▸ **Records for the task**:
============

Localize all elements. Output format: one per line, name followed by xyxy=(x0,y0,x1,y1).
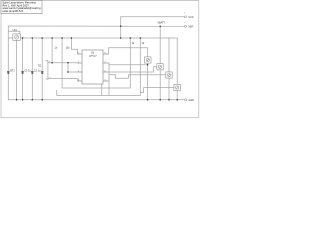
terminal GND xyxy=(185,99,194,102)
svg-text:C2 1u: C2 1u xyxy=(34,69,41,72)
wire top bus VCC xyxy=(8,37,177,39)
pin numbers xyxy=(78,52,107,81)
wire Q2 bottom xyxy=(159,70,161,100)
pin stubs xyxy=(77,54,108,81)
wire cap rail x62.1 feeding upper channel to R1 bottom xyxy=(62,38,130,88)
resistor R2 vertical xyxy=(139,38,141,93)
wire Q3 bottom xyxy=(168,78,170,100)
wire J1 pin tick 1 xyxy=(46,60,48,62)
svg-text:solar-lamp08.Sch: solar-lamp08.Sch xyxy=(2,9,23,13)
transistor Q3 xyxy=(166,72,172,78)
wire bypass branch over lamp xyxy=(8,31,19,34)
wire cap rail x32.3 xyxy=(31,38,33,100)
wire IC pin5 stub join xyxy=(103,80,109,82)
capacitor C1 symbol xyxy=(21,72,24,73)
wire IC bottom stub to channel B xyxy=(101,84,103,95)
svg-text:VBT: VBT xyxy=(189,26,194,29)
wire branch to Q1 emitter node xyxy=(109,64,148,66)
wire Q3 top from bus xyxy=(168,38,170,72)
svg-text:GND: GND xyxy=(189,99,195,102)
wire J1 pin1 to IC pin2 xyxy=(48,62,82,64)
wire J1 pin tick 2 xyxy=(46,78,48,80)
wire lamp bottom pin vertical xyxy=(16,40,18,100)
svg-text:LS1: LS1 xyxy=(13,29,18,32)
wire bus drop to IC pin1 xyxy=(71,38,82,54)
wire rail2 left corner down xyxy=(7,26,9,100)
op IC U1 xyxy=(77,50,108,84)
wire Q4 top bus end corner xyxy=(176,38,178,84)
battery BT1 symbol xyxy=(7,72,10,73)
wire Q4 bottom xyxy=(176,91,178,100)
wire rail2 drop at 160 down to Q2 top xyxy=(159,26,161,64)
transistor Q1 xyxy=(145,57,151,63)
title block xyxy=(1,1,42,14)
svg-text:VCC: VCC xyxy=(189,16,194,19)
capacitor C2 symbol xyxy=(31,72,34,73)
wire rail2 VBATT xyxy=(8,25,184,27)
wire J1 body xyxy=(47,61,49,80)
wire bottom bus GND xyxy=(8,99,184,101)
junction dots xyxy=(16,25,178,100)
wire cap rail x52.1 xyxy=(51,38,53,63)
wire Q1 bottom to bus xyxy=(147,63,149,100)
svg-text:BT1: BT1 xyxy=(10,69,15,72)
wire tie pins 2-3 vertical xyxy=(67,63,69,72)
svg-text:VBATT: VBATT xyxy=(157,21,165,24)
terminal VBATT pin xyxy=(184,13,193,29)
wire channel B lower to Q4 base xyxy=(57,88,174,96)
wire IC pin7 down right side xyxy=(103,63,109,95)
wire IC pin6 across to Q2 base xyxy=(103,67,157,72)
lamp LS1 xyxy=(13,29,21,40)
svg-text:10u: 10u xyxy=(66,47,71,50)
wire battery rail x22.6 xyxy=(22,38,24,100)
wire cap rail x42.2 xyxy=(41,38,43,100)
terminal VCC xyxy=(184,16,193,19)
wire braid to Q3 base xyxy=(109,75,166,79)
svg-text:C1 1u: C1 1u xyxy=(24,69,31,72)
wire J1 pin2 to IC pin4 xyxy=(48,79,82,81)
transistor Q2 xyxy=(157,64,163,70)
transistor Q4 xyxy=(174,84,180,90)
capacitor C3 symbol xyxy=(41,72,44,73)
wire IC pin3 stub wire xyxy=(68,71,82,73)
wire rail1 corner vertical xyxy=(120,17,122,38)
wire rail1 VCC xyxy=(121,16,185,18)
svg-text:12F629: 12F629 xyxy=(89,56,98,58)
wire IC pin8 to Q1 top xyxy=(103,48,148,57)
border frame xyxy=(1,1,199,118)
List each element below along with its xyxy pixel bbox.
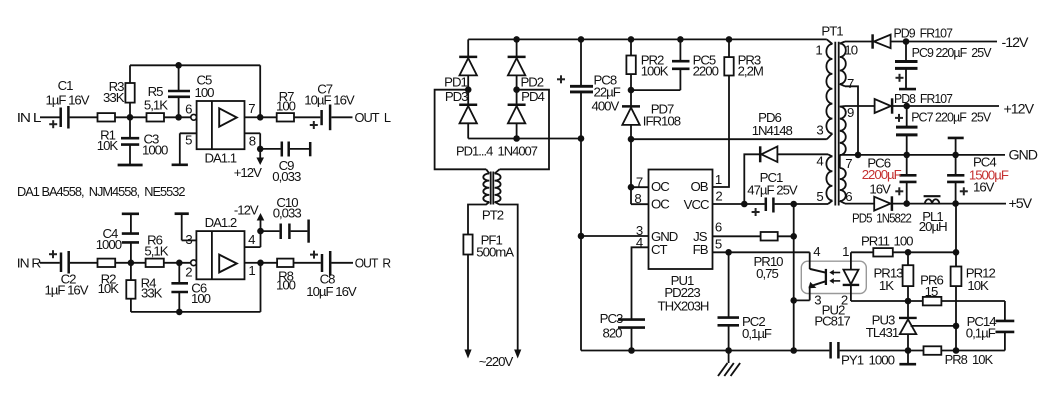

============

▸ **Task to carry out**: Retype every line of the items above precisely as it appears, leaving out the pictures.

▸ **The completed task**:
Localize all elements. Output format: one per line, name followed by xyxy=(x0,y0,x1,y1).
terminal GND xyxy=(185,99,194,102)
svg-text:C2 1u: C2 1u xyxy=(34,69,41,72)
wire top bus VCC xyxy=(8,37,177,39)
pin numbers xyxy=(78,52,107,81)
wire Q2 bottom xyxy=(159,70,161,100)
pin stubs xyxy=(77,54,108,81)
wire cap rail x62.1 feeding upper channel to R1 bottom xyxy=(62,38,130,88)
resistor R2 vertical xyxy=(139,38,141,93)
wire Q3 bottom xyxy=(168,78,170,100)
wire J1 pin tick 1 xyxy=(46,60,48,62)
svg-text:solar-lamp08.Sch: solar-lamp08.Sch xyxy=(2,9,23,13)
transistor Q3 xyxy=(166,72,172,78)
wire bypass branch over lamp xyxy=(8,31,19,34)
wire cap rail x32.3 xyxy=(31,38,33,100)
wire IC pin5 stub join xyxy=(103,80,109,82)
capacitor C1 symbol xyxy=(21,72,24,73)
wire IC bottom stub to channel B xyxy=(101,84,103,95)
svg-text:VBT: VBT xyxy=(189,26,194,29)
wire branch to Q1 emitter node xyxy=(109,64,148,66)
wire Q3 top from bus xyxy=(168,38,170,72)
svg-text:GND: GND xyxy=(189,99,195,102)
wire J1 pin1 to IC pin2 xyxy=(48,62,82,64)
wire J1 pin tick 2 xyxy=(46,78,48,80)
wire lamp bottom pin vertical xyxy=(16,40,18,100)
svg-text:LS1: LS1 xyxy=(13,29,18,32)
wire bus drop to IC pin1 xyxy=(71,38,82,54)
wire rail2 left corner down xyxy=(7,26,9,100)
op IC U1 xyxy=(77,50,108,84)
wire Q4 top bus end corner xyxy=(176,38,178,84)
battery BT1 symbol xyxy=(7,72,10,73)
wire Q4 bottom xyxy=(176,91,178,100)
wire rail2 drop at 160 down to Q2 top xyxy=(159,26,161,64)
transistor Q1 xyxy=(145,57,151,63)
title block xyxy=(1,1,42,14)
svg-text:VCC: VCC xyxy=(189,16,194,19)
capacitor C2 symbol xyxy=(31,72,34,73)
wire rail2 VBATT xyxy=(8,25,184,27)
wire J1 body xyxy=(47,61,49,80)
wire bottom bus GND xyxy=(8,99,184,101)
junction dots xyxy=(16,25,178,100)
wire cap rail x52.1 xyxy=(51,38,53,63)
wire Q1 bottom to bus xyxy=(147,63,149,100)
svg-text:BT1: BT1 xyxy=(10,69,15,72)
wire tie pins 2-3 vertical xyxy=(67,63,69,72)
svg-text:VBATT: VBATT xyxy=(157,21,165,24)
terminal VBATT pin xyxy=(184,13,193,29)
wire channel B lower to Q4 base xyxy=(57,88,174,96)
wire IC pin7 down right side xyxy=(103,63,109,95)
wire IC pin6 across to Q2 base xyxy=(103,67,157,72)
lamp LS1 xyxy=(13,29,21,40)
svg-text:10u: 10u xyxy=(66,47,71,50)
wire battery rail x22.6 xyxy=(22,38,24,100)
wire cap rail x42.2 xyxy=(41,38,43,100)
terminal VCC xyxy=(184,16,193,19)
wire braid to Q3 base xyxy=(109,75,166,79)
svg-text:C1 1u: C1 1u xyxy=(24,69,31,72)
wire J1 pin2 to IC pin4 xyxy=(48,79,82,81)
transistor Q2 xyxy=(157,64,163,70)
transistor Q4 xyxy=(174,84,180,90)
capacitor C3 symbol xyxy=(41,72,44,73)
wire IC pin3 stub wire xyxy=(68,71,82,73)
wire rail1 corner vertical xyxy=(120,17,122,38)
wire rail1 VCC xyxy=(121,16,185,18)
svg-text:12F629: 12F629 xyxy=(89,56,98,58)
wire IC pin8 to Q1 top xyxy=(103,48,148,57)
border frame xyxy=(1,1,199,118)
List each element below along with its xyxy pixel bbox.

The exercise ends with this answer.